--- start of Listed entries ---

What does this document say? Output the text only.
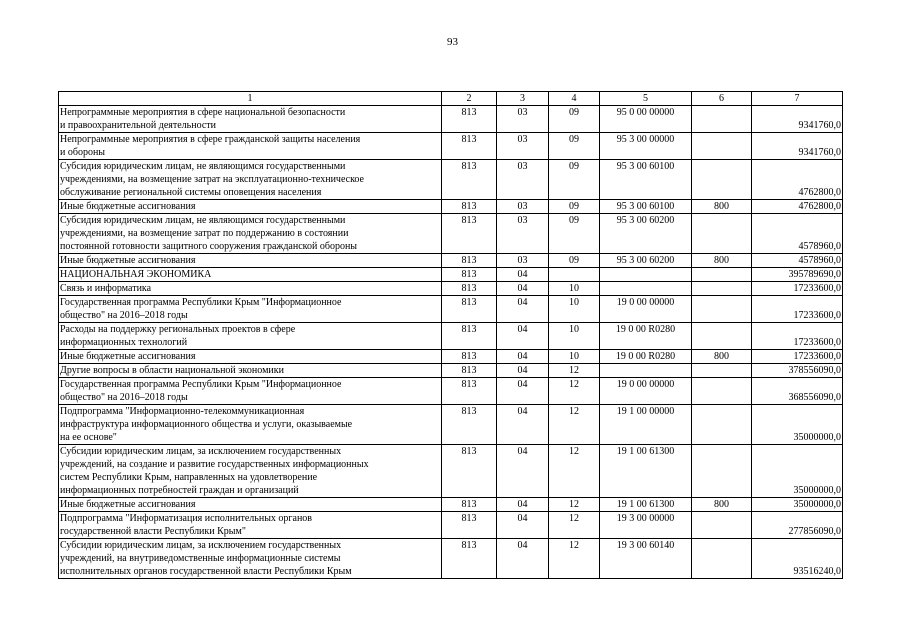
93
1	2	3	4	5	6	7
Непрограммные мероприятия в сфере национальной безопасности
и правоохранительной деятельности	813	03	09	95 0 00 00000		9341760,0
Непрограммные мероприятия в сфере гражданской защиты населения
и обороны	813	03	09	95 3 00 00000		9341760,0
Субсидия юридическим лицам, не являющимся государственными
учреждениями, на возмещение затрат на эксплуатационно-техническое
обслуживание региональной системы оповещения населения	813	03	09	95 3 00 60100		4762800,0
Иные бюджетные ассигнования	813	03	09	95 3 00 60100	800	4762800,0
Субсидия юридическим лицам, не являющимся государственными
учреждениями, на возмещение затрат по поддержанию в состоянии
постоянной готовности защитного сооружения гражданской обороны	813	03	09	95 3 00 60200		4578960,0
Иные бюджетные ассигнования	813	03	09	95 3 00 60200	800	4578960,0
НАЦИОНАЛЬНАЯ ЭКОНОМИКА	813	04				395789690,0
Связь и информатика	813	04	10			17233600,0
Государственная программа Республики Крым "Информационное
общество" на 2016–2018 годы	813	04	10	19 0 00 00000		17233600,0
Расходы на поддержку региональных проектов в сфере
информационных технологий	813	04	10	19 0 00 R0280		17233600,0
Иные бюджетные ассигнования	813	04	10	19 0 00 R0280	800	17233600,0
Другие вопросы в области национальной экономики	813	04	12			378556090,0
Государственная программа Республики Крым "Информационное
общество" на 2016–2018 годы	813	04	12	19 0 00 00000		368556090,0
Подпрограмма "Информационно-телекоммуникационная
инфраструктура информационного общества и услуги, оказываемые
на ее основе"	813	04	12	19 1 00 00000		35000000,0
Субсидии юридическим лицам, за исключением государственных
учреждений, на создание и развитие государственных информационных
систем Республики Крым, направленных на удовлетворение
информационных потребностей граждан и организаций	813	04	12	19 1 00 61300		35000000,0
Иные бюджетные ассигнования	813	04	12	19 1 00 61300	800	35000000,0
Подпрограмма "Информатизация исполнительных органов
государственной власти Республики Крым"	813	04	12	19 3 00 00000		277856090,0
Субсидии юридическим лицам, за исключением государственных
учреждений, на внутриведомственные информационные системы
исполнительных органов государственной власти Республики Крым	813	04	12	19 3 00 60140		93516240,0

--- end of Listed entries ---

List the lines of the entries that include "государственной".

государственной власти Республики Крым"	813	04	12	19 3 00 00000		277856090,0
исполнительных органов государственной власти Республики Крым	813	04	12	19 3 00 60140		93516240,0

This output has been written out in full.